# Brief
Give the count of lines holding the string "заявлений" and nothing else.

# The input

- - - - - - -

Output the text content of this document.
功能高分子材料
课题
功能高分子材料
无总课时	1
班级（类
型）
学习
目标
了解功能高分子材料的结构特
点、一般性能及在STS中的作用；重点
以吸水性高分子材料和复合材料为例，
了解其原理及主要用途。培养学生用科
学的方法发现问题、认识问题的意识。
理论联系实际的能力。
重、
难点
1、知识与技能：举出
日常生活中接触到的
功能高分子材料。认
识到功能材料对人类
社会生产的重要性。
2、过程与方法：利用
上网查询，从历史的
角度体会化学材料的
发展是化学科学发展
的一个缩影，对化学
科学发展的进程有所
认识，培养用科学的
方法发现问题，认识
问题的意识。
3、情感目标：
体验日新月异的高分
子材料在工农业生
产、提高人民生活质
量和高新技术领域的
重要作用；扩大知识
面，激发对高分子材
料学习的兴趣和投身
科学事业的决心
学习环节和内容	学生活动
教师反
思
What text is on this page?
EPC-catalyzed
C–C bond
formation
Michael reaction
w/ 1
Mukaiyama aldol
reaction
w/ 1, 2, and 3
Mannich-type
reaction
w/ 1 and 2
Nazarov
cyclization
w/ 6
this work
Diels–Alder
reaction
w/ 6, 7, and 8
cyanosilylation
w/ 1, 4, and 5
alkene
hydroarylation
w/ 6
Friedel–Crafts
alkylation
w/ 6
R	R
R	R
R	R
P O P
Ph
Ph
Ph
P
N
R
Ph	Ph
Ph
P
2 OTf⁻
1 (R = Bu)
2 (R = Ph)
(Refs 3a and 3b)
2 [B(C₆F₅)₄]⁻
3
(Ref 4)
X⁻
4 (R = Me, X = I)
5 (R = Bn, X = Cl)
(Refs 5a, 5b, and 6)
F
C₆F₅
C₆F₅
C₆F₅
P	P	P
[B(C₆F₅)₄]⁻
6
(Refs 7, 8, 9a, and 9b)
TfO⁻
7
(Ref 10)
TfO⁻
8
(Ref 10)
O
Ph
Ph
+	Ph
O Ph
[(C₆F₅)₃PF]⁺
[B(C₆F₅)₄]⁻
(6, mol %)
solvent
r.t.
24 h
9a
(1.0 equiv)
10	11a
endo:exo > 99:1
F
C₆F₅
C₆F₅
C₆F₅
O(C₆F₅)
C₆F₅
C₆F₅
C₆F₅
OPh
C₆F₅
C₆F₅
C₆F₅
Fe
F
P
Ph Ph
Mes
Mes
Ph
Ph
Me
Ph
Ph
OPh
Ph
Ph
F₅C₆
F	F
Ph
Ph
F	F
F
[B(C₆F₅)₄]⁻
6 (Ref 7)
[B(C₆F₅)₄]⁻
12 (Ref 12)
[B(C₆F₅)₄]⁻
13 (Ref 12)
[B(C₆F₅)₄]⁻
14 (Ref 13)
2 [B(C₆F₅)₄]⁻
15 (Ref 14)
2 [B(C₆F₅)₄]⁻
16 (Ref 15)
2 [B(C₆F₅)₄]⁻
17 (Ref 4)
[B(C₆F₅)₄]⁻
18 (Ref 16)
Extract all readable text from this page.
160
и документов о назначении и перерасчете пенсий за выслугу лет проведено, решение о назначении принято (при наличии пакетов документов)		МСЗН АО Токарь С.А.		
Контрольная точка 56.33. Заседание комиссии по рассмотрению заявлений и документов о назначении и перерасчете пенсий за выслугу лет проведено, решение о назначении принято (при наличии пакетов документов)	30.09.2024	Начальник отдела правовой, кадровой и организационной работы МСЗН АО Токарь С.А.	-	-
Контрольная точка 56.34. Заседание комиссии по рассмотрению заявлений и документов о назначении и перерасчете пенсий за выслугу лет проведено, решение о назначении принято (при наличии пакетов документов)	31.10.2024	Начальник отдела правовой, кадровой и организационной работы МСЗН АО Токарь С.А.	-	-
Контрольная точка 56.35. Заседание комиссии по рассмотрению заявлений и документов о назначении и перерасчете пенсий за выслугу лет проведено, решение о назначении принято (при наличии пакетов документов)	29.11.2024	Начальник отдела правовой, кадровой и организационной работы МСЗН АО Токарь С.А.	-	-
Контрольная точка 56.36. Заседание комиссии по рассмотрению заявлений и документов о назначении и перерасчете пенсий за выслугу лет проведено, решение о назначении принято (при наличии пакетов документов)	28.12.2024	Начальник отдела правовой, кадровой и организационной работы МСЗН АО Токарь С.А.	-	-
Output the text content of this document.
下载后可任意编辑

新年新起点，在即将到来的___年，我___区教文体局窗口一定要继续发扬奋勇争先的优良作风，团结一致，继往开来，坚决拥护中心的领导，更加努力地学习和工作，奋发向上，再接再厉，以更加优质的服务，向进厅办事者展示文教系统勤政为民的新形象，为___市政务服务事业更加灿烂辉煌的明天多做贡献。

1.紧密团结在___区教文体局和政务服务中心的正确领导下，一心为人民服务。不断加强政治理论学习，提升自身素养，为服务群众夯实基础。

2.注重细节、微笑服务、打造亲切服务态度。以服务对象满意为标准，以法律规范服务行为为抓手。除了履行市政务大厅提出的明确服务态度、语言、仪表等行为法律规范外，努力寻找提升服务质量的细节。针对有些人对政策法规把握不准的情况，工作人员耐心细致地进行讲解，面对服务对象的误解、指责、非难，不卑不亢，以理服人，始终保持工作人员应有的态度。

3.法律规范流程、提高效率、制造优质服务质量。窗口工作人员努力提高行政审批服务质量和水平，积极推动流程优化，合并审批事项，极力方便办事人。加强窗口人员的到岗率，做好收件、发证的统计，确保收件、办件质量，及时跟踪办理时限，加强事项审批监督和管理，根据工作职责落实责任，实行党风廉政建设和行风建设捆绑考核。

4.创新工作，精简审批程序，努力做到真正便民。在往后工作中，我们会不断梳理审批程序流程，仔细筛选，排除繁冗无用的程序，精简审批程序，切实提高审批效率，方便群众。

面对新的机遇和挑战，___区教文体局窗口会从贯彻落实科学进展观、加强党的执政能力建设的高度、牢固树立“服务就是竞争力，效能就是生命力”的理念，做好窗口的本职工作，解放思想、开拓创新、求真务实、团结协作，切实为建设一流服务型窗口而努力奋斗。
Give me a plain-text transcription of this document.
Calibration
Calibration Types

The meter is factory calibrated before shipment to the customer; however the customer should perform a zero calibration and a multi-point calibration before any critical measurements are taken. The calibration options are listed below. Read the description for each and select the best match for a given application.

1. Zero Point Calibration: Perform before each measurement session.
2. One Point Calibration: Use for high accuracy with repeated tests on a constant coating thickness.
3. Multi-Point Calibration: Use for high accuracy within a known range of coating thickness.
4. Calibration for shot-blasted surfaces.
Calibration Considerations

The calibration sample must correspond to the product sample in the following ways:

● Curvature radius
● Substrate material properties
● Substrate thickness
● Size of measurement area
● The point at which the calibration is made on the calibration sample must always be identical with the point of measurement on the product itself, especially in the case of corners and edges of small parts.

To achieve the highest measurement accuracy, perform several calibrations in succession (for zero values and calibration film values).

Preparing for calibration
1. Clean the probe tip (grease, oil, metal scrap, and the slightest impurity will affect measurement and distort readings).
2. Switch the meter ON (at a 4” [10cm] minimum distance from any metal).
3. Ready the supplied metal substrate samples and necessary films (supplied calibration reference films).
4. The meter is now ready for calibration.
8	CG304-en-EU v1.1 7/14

- - - - - - -

# Written reply
4